EXTRACTED MATERIAL

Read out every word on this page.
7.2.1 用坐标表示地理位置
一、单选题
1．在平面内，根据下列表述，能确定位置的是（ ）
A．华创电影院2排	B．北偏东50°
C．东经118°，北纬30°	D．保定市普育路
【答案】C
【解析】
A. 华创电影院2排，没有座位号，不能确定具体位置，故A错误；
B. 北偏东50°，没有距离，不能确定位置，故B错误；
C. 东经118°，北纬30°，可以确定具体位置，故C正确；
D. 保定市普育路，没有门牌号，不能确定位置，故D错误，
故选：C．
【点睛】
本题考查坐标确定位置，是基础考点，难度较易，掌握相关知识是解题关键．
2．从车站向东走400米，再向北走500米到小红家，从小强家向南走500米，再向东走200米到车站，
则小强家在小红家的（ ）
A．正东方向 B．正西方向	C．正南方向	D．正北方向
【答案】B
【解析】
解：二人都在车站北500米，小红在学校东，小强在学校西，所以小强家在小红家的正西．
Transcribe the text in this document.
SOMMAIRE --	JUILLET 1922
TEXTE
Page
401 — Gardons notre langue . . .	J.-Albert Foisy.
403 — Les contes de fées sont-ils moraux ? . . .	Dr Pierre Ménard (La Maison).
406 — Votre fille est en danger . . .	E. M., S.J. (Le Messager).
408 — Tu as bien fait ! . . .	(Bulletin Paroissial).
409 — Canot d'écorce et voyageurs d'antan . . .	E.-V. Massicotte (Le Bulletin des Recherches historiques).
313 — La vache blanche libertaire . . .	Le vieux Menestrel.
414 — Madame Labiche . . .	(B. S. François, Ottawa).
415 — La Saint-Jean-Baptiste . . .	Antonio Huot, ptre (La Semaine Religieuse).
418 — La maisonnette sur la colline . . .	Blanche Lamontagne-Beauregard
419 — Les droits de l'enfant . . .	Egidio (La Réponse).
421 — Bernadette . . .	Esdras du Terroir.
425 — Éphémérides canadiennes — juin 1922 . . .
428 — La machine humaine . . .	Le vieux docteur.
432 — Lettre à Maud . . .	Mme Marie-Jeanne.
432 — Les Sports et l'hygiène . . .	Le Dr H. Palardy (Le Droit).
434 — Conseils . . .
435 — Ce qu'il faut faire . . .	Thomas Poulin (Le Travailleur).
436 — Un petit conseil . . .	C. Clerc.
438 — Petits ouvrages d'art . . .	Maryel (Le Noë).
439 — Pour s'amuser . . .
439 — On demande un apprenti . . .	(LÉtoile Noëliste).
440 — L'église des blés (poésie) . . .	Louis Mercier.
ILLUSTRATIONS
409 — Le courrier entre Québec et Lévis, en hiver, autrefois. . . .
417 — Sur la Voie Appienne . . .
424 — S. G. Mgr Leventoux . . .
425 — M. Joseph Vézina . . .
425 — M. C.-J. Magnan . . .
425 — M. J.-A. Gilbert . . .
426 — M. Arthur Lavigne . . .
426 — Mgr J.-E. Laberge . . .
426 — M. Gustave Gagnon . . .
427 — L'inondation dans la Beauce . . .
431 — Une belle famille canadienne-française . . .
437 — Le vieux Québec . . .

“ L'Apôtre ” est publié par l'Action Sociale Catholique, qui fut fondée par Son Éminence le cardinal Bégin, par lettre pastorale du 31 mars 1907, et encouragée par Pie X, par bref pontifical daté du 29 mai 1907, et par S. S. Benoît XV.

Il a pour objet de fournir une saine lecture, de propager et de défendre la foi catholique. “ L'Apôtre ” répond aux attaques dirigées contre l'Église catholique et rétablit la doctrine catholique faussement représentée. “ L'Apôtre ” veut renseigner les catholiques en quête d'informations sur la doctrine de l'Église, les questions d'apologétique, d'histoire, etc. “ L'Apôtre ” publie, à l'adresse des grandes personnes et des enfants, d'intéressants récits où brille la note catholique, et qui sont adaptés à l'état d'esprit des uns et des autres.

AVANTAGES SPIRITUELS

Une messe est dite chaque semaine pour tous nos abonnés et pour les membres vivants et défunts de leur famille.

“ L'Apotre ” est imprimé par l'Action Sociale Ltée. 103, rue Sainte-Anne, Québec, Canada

SET PROBLEM
Pick out and copy the lines of the entries that hold the string "保定市普育路".

TASK OUTPUT
C．东经118°，北纬30°	D．保定市普育路
D. 保定市普育路，没有门牌号，不能确定位置，故D错误，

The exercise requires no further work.